======== SUPPLIED MATERIAL ========

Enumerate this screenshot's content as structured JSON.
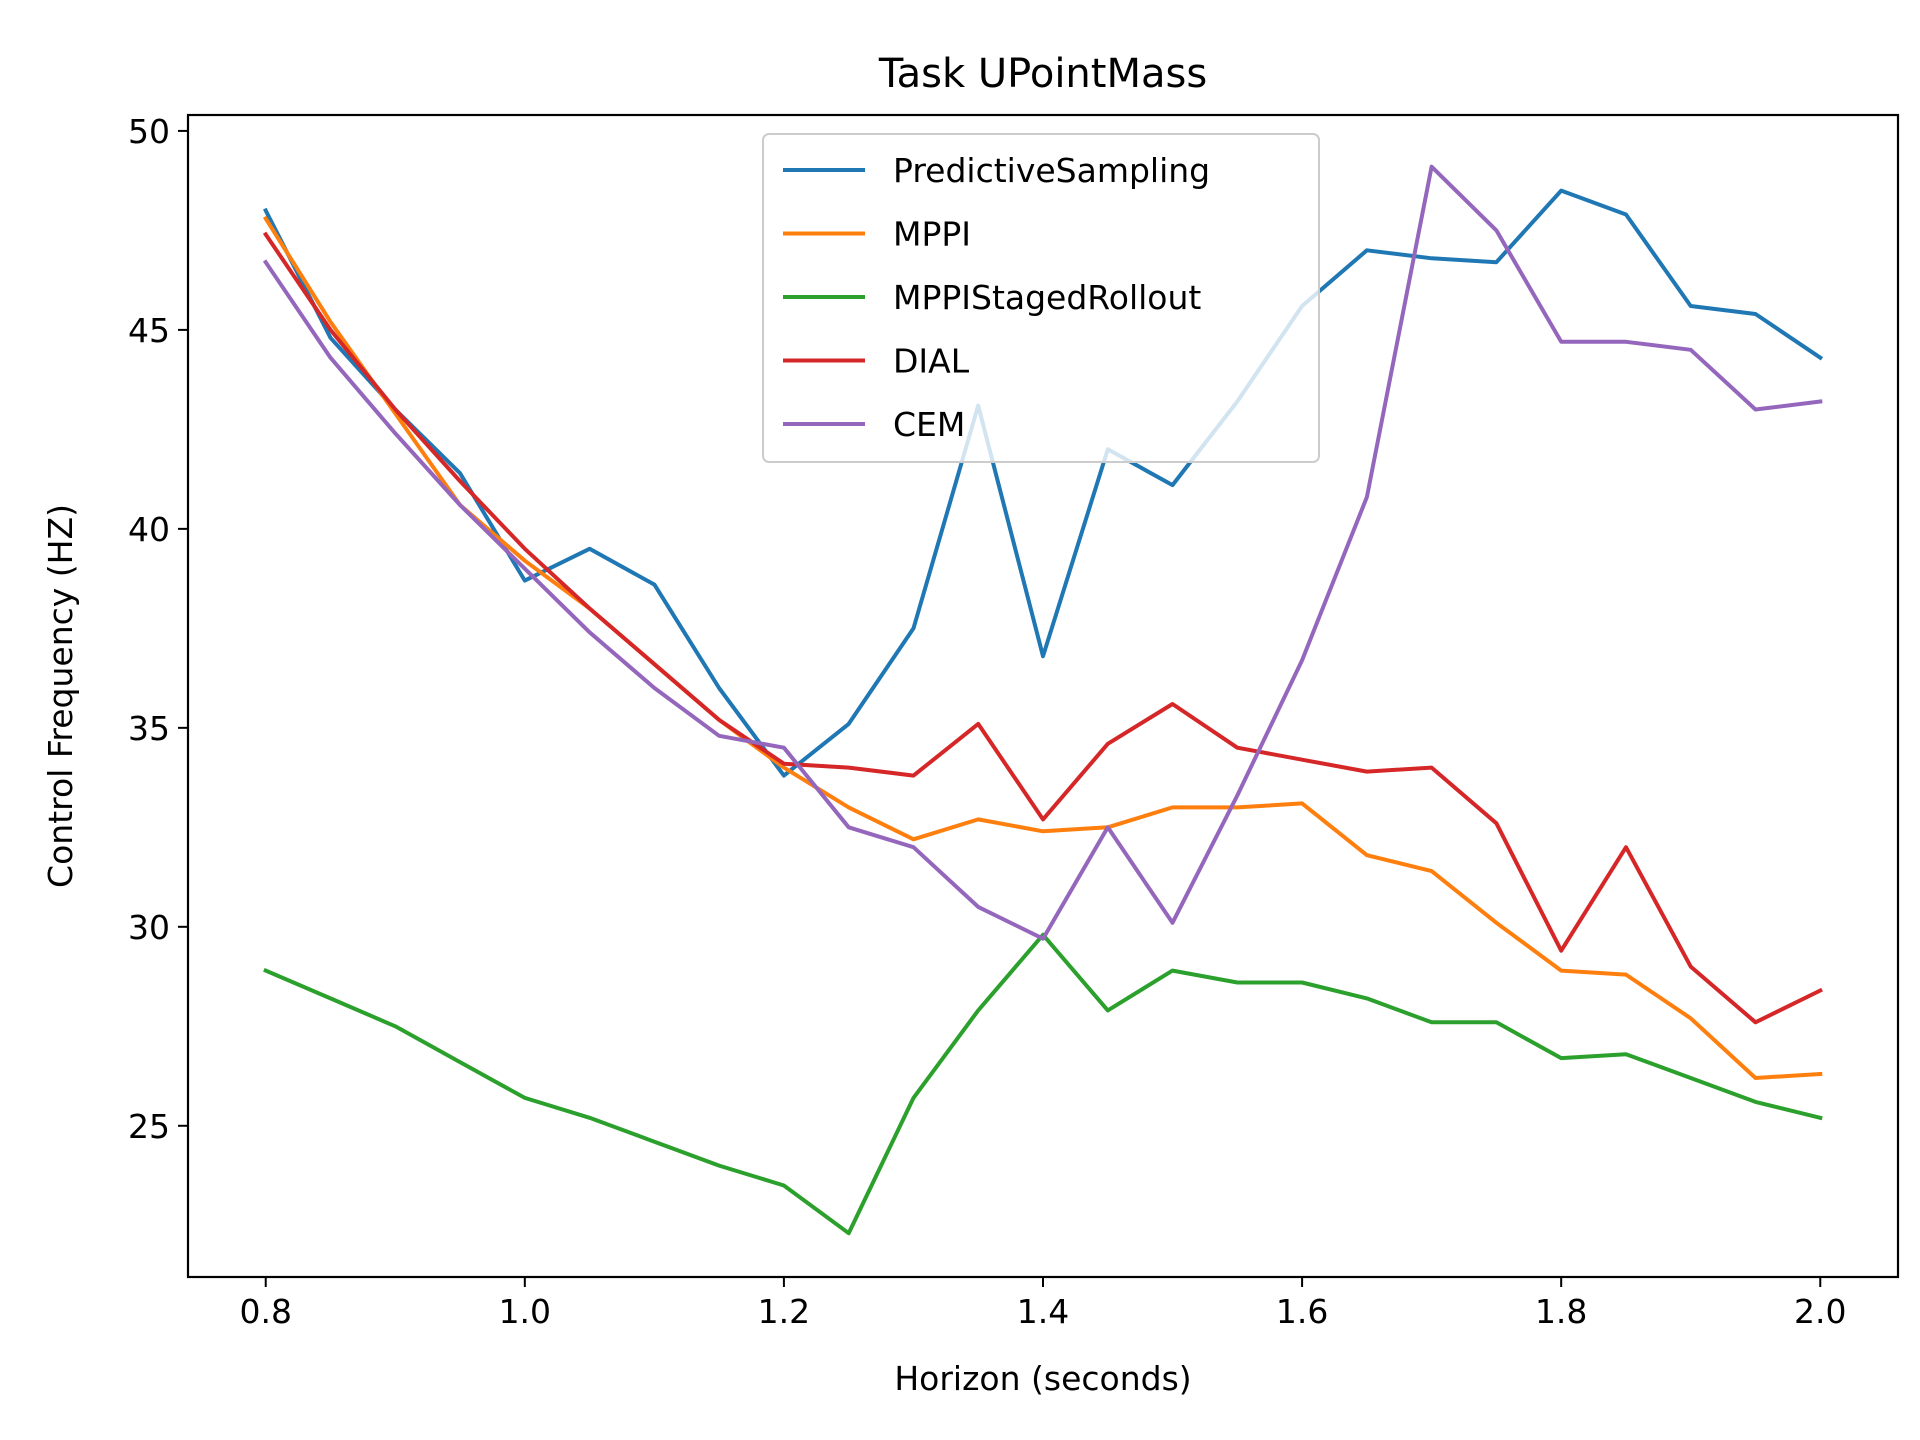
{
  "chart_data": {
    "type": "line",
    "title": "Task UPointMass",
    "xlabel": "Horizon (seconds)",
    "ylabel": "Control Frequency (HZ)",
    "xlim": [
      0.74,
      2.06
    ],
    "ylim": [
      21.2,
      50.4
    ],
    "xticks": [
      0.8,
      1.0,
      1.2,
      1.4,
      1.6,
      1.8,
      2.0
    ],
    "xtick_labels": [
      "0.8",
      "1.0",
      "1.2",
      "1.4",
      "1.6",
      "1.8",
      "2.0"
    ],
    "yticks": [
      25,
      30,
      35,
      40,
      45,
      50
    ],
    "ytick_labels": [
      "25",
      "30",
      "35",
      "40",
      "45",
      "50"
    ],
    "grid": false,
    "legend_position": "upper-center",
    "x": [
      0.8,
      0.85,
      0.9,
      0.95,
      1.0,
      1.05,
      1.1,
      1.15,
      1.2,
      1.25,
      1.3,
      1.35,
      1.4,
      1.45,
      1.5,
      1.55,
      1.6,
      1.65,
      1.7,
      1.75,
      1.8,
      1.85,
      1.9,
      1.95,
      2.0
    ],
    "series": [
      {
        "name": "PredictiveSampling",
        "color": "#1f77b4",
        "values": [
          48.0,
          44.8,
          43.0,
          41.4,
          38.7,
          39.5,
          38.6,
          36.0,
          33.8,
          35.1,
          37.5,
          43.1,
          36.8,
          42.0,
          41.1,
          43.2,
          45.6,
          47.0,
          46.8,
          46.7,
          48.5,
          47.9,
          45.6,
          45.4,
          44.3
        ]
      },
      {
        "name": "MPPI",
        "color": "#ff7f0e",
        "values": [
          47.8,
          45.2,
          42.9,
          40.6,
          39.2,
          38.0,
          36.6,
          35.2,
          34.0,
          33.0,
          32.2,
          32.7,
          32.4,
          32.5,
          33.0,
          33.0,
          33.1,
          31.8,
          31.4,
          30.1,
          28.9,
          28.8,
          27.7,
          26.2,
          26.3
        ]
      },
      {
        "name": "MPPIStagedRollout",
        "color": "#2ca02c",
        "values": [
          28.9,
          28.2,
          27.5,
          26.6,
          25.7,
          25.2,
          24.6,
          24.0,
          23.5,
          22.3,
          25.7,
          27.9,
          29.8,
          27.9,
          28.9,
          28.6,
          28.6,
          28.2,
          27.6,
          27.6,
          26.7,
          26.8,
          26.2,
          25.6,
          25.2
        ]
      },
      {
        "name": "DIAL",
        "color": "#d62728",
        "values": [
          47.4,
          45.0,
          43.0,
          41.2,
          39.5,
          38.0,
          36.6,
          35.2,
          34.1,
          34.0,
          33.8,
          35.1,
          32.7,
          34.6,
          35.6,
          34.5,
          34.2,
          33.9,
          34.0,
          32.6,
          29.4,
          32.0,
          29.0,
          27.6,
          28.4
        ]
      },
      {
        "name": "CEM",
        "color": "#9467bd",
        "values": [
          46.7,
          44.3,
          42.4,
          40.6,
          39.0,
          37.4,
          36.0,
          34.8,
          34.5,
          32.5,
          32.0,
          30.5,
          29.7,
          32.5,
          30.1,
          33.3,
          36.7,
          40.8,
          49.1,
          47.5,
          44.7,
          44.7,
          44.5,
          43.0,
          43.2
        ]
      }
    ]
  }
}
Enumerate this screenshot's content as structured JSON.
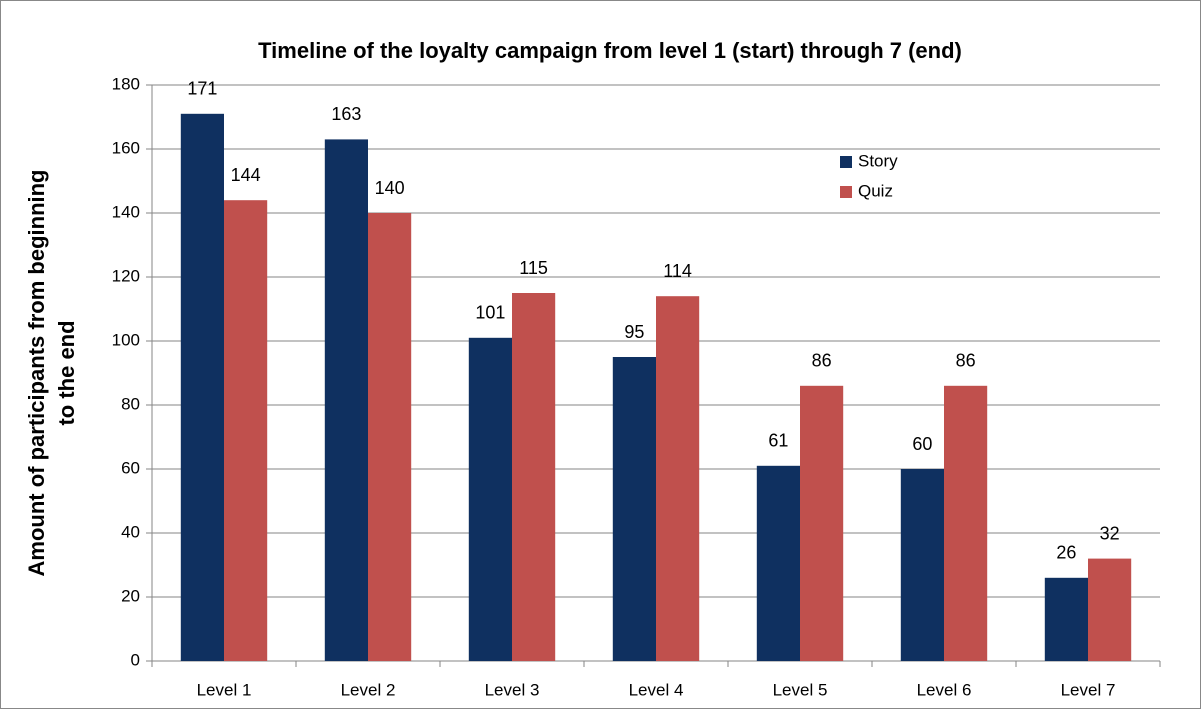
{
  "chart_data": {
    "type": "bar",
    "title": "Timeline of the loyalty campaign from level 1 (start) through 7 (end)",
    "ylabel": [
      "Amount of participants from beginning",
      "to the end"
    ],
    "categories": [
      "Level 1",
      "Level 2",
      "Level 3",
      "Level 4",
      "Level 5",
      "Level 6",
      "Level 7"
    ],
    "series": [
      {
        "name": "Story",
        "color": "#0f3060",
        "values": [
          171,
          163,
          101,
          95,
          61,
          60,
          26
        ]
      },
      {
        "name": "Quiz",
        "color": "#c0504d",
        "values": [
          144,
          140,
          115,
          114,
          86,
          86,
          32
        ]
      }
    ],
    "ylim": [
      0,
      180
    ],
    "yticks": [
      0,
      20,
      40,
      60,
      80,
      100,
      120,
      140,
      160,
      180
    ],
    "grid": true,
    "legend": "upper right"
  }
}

========

Check each line of the data above for the word "title" and say how many lines have it. Give the number alone.

### SOLUTION TO THIS EXERCISE
2